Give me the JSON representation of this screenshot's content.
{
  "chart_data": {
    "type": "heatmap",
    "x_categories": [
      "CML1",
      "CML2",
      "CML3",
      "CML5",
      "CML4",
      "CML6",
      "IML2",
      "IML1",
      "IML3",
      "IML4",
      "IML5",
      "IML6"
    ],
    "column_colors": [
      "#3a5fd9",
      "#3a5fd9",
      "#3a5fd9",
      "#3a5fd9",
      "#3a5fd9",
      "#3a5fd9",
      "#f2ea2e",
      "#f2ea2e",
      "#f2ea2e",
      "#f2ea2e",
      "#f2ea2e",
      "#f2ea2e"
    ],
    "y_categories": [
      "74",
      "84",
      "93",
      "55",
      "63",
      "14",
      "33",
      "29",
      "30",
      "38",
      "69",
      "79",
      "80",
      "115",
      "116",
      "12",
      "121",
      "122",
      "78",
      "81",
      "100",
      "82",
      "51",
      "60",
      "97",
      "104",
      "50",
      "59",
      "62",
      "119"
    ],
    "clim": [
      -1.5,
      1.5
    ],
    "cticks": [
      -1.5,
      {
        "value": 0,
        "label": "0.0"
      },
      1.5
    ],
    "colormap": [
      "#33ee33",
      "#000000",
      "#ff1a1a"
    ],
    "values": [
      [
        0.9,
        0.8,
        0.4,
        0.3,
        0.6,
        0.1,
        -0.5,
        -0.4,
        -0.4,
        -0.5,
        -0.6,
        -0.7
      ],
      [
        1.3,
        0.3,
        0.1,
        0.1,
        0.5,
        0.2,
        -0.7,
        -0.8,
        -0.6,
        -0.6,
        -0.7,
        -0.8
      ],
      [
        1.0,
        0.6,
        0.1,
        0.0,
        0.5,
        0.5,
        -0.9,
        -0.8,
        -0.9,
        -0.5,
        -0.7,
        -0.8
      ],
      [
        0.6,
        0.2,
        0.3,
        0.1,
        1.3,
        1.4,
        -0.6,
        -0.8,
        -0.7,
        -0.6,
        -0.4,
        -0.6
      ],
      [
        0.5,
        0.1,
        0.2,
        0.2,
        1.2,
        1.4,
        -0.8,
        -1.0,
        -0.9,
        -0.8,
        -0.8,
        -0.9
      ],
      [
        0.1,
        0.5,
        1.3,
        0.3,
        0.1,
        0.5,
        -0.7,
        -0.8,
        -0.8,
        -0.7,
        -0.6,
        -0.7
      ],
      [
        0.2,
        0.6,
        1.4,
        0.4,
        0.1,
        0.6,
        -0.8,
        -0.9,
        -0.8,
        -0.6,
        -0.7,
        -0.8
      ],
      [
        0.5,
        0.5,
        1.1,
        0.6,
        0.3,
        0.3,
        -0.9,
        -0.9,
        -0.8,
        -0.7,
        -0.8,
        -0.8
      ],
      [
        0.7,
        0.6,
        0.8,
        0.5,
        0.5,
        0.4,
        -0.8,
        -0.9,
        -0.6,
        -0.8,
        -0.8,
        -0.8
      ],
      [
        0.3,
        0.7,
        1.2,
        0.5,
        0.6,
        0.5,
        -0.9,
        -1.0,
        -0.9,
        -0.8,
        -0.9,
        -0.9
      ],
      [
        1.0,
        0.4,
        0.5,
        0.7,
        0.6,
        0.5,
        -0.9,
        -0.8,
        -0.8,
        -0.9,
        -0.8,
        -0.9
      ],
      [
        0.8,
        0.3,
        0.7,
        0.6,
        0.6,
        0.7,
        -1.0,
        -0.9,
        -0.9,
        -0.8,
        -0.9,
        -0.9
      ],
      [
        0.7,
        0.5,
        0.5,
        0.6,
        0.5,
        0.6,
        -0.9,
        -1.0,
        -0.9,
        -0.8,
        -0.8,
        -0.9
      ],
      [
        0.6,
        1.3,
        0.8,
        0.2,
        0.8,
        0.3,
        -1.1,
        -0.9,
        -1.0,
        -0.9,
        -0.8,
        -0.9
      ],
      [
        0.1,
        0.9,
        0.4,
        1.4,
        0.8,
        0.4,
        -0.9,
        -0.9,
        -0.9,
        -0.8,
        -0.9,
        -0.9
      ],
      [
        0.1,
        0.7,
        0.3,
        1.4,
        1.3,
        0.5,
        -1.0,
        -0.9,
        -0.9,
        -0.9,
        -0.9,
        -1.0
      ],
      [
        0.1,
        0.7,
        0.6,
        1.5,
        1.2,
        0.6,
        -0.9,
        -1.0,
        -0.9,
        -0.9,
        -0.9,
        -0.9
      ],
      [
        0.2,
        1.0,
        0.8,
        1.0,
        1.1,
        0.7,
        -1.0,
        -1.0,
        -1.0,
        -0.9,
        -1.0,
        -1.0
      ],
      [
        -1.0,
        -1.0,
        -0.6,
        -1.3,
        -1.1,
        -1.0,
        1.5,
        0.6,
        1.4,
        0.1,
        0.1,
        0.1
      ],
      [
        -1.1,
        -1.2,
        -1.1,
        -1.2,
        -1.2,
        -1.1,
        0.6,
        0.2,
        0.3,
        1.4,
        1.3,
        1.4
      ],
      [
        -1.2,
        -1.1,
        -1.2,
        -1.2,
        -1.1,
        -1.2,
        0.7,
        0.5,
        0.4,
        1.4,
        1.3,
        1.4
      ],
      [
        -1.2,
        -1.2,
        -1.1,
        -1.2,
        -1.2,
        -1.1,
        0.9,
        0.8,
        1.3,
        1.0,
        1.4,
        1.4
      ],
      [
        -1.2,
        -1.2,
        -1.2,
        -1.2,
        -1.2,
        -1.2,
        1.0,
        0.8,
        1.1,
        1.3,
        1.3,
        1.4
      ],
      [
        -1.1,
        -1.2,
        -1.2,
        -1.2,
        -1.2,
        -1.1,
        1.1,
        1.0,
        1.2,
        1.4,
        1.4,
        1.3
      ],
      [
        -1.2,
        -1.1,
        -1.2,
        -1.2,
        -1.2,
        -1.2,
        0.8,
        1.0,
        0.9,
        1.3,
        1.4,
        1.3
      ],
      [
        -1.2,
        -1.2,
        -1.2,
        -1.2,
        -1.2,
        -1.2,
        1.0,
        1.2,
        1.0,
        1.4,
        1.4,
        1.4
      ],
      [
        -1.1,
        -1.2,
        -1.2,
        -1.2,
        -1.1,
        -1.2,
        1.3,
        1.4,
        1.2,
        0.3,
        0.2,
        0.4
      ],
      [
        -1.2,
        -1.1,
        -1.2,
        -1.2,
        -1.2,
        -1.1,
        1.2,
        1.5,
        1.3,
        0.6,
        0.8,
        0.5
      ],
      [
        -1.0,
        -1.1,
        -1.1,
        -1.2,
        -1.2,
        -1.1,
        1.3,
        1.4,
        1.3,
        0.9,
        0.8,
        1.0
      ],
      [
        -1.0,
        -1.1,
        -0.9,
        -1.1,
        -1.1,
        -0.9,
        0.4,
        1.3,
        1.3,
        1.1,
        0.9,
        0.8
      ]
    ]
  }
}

══════

▶ WHAT THE TASK ASKS
Extract the complete data, matching each line exactly.

▶ EXERCISE ANSWER
Give me the JSON representation of this screenshot's content.
{
  "chart_data": {
    "type": "heatmap",
    "x_categories": [
      "CML1",
      "CML2",
      "CML3",
      "CML5",
      "CML4",
      "CML6",
      "IML2",
      "IML1",
      "IML3",
      "IML4",
      "IML5",
      "IML6"
    ],
    "column_colors": [
      "#3a5fd9",
      "#3a5fd9",
      "#3a5fd9",
      "#3a5fd9",
      "#3a5fd9",
      "#3a5fd9",
      "#f2ea2e",
      "#f2ea2e",
      "#f2ea2e",
      "#f2ea2e",
      "#f2ea2e",
      "#f2ea2e"
    ],
    "y_categories": [
      "74",
      "84",
      "93",
      "55",
      "63",
      "14",
      "33",
      "29",
      "30",
      "38",
      "69",
      "79",
      "80",
      "115",
      "116",
      "12",
      "121",
      "122",
      "78",
      "81",
      "100",
      "82",
      "51",
      "60",
      "97",
      "104",
      "50",
      "59",
      "62",
      "119"
    ],
    "clim": [
      -1.5,
      1.5
    ],
    "cticks": [
      -1.5,
      {
        "value": 0,
        "label": "0.0"
      },
      1.5
    ],
    "colormap": [
      "#33ee33",
      "#000000",
      "#ff1a1a"
    ],
    "values": [
      [
        0.9,
        0.8,
        0.4,
        0.3,
        0.6,
        0.1,
        -0.5,
        -0.4,
        -0.4,
        -0.5,
        -0.6,
        -0.7
      ],
      [
        1.3,
        0.3,
        0.1,
        0.1,
        0.5,
        0.2,
        -0.7,
        -0.8,
        -0.6,
        -0.6,
        -0.7,
        -0.8
      ],
      [
        1.0,
        0.6,
        0.1,
        0.0,
        0.5,
        0.5,
        -0.9,
        -0.8,
        -0.9,
        -0.5,
        -0.7,
        -0.8
      ],
      [
        0.6,
        0.2,
        0.3,
        0.1,
        1.3,
        1.4,
        -0.6,
        -0.8,
        -0.7,
        -0.6,
        -0.4,
        -0.6
      ],
      [
        0.5,
        0.1,
        0.2,
        0.2,
        1.2,
        1.4,
        -0.8,
        -1.0,
        -0.9,
        -0.8,
        -0.8,
        -0.9
      ],
      [
        0.1,
        0.5,
        1.3,
        0.3,
        0.1,
        0.5,
        -0.7,
        -0.8,
        -0.8,
        -0.7,
        -0.6,
        -0.7
      ],
      [
        0.2,
        0.6,
        1.4,
        0.4,
        0.1,
        0.6,
        -0.8,
        -0.9,
        -0.8,
        -0.6,
        -0.7,
        -0.8
      ],
      [
        0.5,
        0.5,
        1.1,
        0.6,
        0.3,
        0.3,
        -0.9,
        -0.9,
        -0.8,
        -0.7,
        -0.8,
        -0.8
      ],
      [
        0.7,
        0.6,
        0.8,
        0.5,
        0.5,
        0.4,
        -0.8,
        -0.9,
        -0.6,
        -0.8,
        -0.8,
        -0.8
      ],
      [
        0.3,
        0.7,
        1.2,
        0.5,
        0.6,
        0.5,
        -0.9,
        -1.0,
        -0.9,
        -0.8,
        -0.9,
        -0.9
      ],
      [
        1.0,
        0.4,
        0.5,
        0.7,
        0.6,
        0.5,
        -0.9,
        -0.8,
        -0.8,
        -0.9,
        -0.8,
        -0.9
      ],
      [
        0.8,
        0.3,
        0.7,
        0.6,
        0.6,
        0.7,
        -1.0,
        -0.9,
        -0.9,
        -0.8,
        -0.9,
        -0.9
      ],
      [
        0.7,
        0.5,
        0.5,
        0.6,
        0.5,
        0.6,
        -0.9,
        -1.0,
        -0.9,
        -0.8,
        -0.8,
        -0.9
      ],
      [
        0.6,
        1.3,
        0.8,
        0.2,
        0.8,
        0.3,
        -1.1,
        -0.9,
        -1.0,
        -0.9,
        -0.8,
        -0.9
      ],
      [
        0.1,
        0.9,
        0.4,
        1.4,
        0.8,
        0.4,
        -0.9,
        -0.9,
        -0.9,
        -0.8,
        -0.9,
        -0.9
      ],
      [
        0.1,
        0.7,
        0.3,
        1.4,
        1.3,
        0.5,
        -1.0,
        -0.9,
        -0.9,
        -0.9,
        -0.9,
        -1.0
      ],
      [
        0.1,
        0.7,
        0.6,
        1.5,
        1.2,
        0.6,
        -0.9,
        -1.0,
        -0.9,
        -0.9,
        -0.9,
        -0.9
      ],
      [
        0.2,
        1.0,
        0.8,
        1.0,
        1.1,
        0.7,
        -1.0,
        -1.0,
        -1.0,
        -0.9,
        -1.0,
        -1.0
      ],
      [
        -1.0,
        -1.0,
        -0.6,
        -1.3,
        -1.1,
        -1.0,
        1.5,
        0.6,
        1.4,
        0.1,
        0.1,
        0.1
      ],
      [
        -1.1,
        -1.2,
        -1.1,
        -1.2,
        -1.2,
        -1.1,
        0.6,
        0.2,
        0.3,
        1.4,
        1.3,
        1.4
      ],
      [
        -1.2,
        -1.1,
        -1.2,
        -1.2,
        -1.1,
        -1.2,
        0.7,
        0.5,
        0.4,
        1.4,
        1.3,
        1.4
      ],
      [
        -1.2,
        -1.2,
        -1.1,
        -1.2,
        -1.2,
        -1.1,
        0.9,
        0.8,
        1.3,
        1.0,
        1.4,
        1.4
      ],
      [
        -1.2,
        -1.2,
        -1.2,
        -1.2,
        -1.2,
        -1.2,
        1.0,
        0.8,
        1.1,
        1.3,
        1.3,
        1.4
      ],
      [
        -1.1,
        -1.2,
        -1.2,
        -1.2,
        -1.2,
        -1.1,
        1.1,
        1.0,
        1.2,
        1.4,
        1.4,
        1.3
      ],
      [
        -1.2,
        -1.1,
        -1.2,
        -1.2,
        -1.2,
        -1.2,
        0.8,
        1.0,
        0.9,
        1.3,
        1.4,
        1.3
      ],
      [
        -1.2,
        -1.2,
        -1.2,
        -1.2,
        -1.2,
        -1.2,
        1.0,
        1.2,
        1.0,
        1.4,
        1.4,
        1.4
      ],
      [
        -1.1,
        -1.2,
        -1.2,
        -1.2,
        -1.1,
        -1.2,
        1.3,
        1.4,
        1.2,
        0.3,
        0.2,
        0.4
      ],
      [
        -1.2,
        -1.1,
        -1.2,
        -1.2,
        -1.2,
        -1.1,
        1.2,
        1.5,
        1.3,
        0.6,
        0.8,
        0.5
      ],
      [
        -1.0,
        -1.1,
        -1.1,
        -1.2,
        -1.2,
        -1.1,
        1.3,
        1.4,
        1.3,
        0.9,
        0.8,
        1.0
      ],
      [
        -1.0,
        -1.1,
        -0.9,
        -1.1,
        -1.1,
        -0.9,
        0.4,
        1.3,
        1.3,
        1.1,
        0.9,
        0.8
      ]
    ]
  }
}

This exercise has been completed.